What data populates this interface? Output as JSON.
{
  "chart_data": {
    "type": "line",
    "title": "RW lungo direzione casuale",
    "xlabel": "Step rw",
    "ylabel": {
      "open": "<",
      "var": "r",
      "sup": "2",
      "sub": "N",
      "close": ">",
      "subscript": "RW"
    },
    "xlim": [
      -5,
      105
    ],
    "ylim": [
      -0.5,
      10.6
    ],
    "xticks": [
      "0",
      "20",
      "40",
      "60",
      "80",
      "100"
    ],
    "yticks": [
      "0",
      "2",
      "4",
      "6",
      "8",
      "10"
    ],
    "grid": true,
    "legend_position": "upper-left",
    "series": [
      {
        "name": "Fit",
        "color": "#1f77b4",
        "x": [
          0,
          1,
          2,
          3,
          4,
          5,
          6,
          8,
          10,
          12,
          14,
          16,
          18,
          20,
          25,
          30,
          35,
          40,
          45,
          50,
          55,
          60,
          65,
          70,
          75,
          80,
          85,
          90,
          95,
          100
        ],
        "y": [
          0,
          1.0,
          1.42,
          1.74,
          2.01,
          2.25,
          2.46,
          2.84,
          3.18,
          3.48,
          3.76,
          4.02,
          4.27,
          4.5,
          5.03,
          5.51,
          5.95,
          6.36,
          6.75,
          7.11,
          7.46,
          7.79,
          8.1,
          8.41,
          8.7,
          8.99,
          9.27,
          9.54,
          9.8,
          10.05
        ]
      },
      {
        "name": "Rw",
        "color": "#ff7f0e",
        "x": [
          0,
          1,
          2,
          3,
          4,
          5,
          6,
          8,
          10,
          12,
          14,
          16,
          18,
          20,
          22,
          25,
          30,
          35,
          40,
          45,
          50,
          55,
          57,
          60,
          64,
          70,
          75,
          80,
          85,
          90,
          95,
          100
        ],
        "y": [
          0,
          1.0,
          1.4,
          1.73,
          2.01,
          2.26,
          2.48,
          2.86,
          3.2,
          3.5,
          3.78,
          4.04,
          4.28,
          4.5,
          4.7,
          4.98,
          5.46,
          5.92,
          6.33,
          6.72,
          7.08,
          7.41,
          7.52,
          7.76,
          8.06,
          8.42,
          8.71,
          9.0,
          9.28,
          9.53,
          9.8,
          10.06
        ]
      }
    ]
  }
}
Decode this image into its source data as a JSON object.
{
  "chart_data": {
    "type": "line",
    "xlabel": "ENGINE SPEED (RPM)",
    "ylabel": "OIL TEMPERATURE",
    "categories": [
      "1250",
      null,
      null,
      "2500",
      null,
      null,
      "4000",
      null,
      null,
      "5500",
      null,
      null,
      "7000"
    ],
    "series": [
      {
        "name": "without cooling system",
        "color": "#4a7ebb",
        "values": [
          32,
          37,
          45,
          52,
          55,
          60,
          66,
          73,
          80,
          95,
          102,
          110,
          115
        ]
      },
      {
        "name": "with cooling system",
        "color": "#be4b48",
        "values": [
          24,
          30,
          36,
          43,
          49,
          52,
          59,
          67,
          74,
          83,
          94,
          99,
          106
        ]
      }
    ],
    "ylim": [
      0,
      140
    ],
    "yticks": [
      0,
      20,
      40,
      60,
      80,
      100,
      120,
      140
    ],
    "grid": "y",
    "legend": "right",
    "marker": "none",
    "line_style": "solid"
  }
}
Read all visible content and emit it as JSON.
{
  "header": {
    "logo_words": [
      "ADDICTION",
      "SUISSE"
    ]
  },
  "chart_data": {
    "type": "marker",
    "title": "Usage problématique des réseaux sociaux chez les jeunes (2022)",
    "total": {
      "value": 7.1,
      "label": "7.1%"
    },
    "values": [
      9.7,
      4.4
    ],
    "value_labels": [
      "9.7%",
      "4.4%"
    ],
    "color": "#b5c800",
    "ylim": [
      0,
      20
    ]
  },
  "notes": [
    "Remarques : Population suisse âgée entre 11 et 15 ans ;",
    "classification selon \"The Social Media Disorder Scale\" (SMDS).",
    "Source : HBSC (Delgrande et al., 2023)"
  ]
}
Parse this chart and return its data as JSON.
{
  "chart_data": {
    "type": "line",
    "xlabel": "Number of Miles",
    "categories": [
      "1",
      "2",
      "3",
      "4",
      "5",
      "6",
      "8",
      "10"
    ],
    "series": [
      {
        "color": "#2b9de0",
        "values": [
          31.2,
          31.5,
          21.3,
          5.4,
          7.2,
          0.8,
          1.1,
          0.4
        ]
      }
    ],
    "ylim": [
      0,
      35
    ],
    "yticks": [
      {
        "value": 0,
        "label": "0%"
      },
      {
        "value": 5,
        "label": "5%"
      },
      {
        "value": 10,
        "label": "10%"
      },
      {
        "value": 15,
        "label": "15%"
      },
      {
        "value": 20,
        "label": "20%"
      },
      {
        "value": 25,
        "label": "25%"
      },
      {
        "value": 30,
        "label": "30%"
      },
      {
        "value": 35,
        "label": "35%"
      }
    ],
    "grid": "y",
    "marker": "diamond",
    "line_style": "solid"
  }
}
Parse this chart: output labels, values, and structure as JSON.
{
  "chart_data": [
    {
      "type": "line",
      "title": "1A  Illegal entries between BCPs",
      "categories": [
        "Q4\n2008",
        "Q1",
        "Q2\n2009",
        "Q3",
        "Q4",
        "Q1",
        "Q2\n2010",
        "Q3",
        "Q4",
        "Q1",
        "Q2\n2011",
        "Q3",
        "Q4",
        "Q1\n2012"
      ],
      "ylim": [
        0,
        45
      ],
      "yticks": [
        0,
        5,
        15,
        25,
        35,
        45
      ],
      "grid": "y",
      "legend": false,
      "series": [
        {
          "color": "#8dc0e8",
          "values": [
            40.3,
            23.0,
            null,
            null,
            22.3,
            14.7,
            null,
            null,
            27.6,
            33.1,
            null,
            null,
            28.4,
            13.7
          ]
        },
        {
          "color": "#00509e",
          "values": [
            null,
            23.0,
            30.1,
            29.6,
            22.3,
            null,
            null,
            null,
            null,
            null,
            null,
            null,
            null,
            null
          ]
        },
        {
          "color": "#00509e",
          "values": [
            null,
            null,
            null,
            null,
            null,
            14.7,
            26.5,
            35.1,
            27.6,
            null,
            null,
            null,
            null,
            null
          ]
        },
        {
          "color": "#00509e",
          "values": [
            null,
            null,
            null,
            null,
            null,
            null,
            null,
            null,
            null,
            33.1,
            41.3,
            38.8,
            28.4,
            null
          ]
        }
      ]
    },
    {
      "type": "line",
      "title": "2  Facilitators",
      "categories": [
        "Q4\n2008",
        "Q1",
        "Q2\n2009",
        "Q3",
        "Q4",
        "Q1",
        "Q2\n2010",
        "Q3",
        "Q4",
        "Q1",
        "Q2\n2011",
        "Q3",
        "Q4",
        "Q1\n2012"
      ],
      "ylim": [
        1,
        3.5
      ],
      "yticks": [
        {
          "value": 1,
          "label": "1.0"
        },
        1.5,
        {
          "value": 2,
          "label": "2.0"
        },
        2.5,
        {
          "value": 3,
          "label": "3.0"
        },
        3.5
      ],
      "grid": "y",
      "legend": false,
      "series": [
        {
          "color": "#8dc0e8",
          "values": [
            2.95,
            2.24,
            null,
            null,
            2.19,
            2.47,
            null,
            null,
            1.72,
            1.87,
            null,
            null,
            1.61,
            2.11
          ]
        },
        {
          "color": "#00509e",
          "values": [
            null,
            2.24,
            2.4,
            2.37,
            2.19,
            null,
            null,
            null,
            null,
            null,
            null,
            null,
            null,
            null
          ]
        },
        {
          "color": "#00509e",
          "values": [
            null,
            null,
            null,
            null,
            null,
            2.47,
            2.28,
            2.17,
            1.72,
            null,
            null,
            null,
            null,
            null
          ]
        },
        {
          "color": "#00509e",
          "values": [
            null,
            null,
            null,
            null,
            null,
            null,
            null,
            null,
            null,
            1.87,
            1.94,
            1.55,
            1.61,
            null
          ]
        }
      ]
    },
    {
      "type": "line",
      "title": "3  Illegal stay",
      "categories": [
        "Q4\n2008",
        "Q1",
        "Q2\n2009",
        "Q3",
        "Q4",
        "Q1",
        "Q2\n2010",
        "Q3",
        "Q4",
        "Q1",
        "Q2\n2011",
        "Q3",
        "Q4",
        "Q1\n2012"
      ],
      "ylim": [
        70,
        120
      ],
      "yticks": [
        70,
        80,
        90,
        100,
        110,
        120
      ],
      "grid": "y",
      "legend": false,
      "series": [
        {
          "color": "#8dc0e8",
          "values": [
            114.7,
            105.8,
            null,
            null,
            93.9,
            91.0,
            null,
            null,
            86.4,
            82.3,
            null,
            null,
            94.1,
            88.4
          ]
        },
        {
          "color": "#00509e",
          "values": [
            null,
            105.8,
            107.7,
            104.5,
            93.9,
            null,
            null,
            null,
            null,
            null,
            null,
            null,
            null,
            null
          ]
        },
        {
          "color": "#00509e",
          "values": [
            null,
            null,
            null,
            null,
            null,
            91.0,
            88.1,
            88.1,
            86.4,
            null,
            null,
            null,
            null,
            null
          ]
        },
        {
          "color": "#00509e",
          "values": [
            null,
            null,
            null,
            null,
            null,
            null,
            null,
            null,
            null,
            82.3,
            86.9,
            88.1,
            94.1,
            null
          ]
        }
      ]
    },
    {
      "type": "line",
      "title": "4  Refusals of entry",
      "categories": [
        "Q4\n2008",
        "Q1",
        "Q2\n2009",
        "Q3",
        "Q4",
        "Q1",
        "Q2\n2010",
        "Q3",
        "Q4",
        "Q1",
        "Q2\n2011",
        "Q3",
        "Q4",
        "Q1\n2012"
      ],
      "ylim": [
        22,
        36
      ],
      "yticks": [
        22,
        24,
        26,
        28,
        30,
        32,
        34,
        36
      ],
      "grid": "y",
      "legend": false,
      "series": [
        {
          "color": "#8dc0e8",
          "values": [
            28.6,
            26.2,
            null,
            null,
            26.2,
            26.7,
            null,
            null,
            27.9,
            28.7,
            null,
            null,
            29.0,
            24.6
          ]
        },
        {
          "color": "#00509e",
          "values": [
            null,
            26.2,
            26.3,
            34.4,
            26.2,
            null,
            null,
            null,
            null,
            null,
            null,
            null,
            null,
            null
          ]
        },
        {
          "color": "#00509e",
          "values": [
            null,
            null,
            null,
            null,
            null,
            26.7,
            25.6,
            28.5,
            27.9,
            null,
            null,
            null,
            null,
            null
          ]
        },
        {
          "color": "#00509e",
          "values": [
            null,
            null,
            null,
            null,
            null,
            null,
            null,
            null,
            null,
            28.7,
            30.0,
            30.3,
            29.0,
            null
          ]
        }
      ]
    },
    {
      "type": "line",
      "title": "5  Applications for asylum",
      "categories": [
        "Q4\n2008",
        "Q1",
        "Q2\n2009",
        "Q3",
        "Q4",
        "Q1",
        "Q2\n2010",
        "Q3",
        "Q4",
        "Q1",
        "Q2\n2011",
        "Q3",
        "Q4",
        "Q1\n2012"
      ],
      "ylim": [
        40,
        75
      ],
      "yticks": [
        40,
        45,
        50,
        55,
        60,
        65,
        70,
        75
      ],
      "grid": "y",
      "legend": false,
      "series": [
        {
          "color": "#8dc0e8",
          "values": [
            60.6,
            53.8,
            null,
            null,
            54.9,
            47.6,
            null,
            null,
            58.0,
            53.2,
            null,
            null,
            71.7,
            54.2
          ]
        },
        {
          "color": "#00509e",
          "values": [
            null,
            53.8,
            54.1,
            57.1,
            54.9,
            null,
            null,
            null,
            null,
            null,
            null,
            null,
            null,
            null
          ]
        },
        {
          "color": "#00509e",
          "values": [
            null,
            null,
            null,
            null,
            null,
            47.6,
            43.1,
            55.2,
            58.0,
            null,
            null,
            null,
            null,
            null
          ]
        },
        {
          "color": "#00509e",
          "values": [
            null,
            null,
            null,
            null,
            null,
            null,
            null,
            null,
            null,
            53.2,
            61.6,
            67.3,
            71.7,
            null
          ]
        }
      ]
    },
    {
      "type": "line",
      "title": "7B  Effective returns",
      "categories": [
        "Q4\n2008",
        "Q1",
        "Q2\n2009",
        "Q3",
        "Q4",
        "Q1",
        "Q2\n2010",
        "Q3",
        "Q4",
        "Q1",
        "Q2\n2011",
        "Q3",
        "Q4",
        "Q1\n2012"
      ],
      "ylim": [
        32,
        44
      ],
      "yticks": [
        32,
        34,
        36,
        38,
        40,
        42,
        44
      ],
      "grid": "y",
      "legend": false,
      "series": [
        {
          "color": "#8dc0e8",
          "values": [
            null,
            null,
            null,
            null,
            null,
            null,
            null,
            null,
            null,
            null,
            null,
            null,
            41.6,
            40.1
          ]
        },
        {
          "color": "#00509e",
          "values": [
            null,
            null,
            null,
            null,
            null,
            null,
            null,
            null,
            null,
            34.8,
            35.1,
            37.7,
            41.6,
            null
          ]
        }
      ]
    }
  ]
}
---+---
▶ GIVEN TASK
Copy each line of the preceding data that contains the string "JSON".

▶ SOLUTION BELOW
What data populates this interface? Output as JSON.
Decode this image into its source data as a JSON object.
Read all visible content and emit it as JSON.
Parse this chart and return its data as JSON.
Parse this chart: output labels, values, and structure as JSON.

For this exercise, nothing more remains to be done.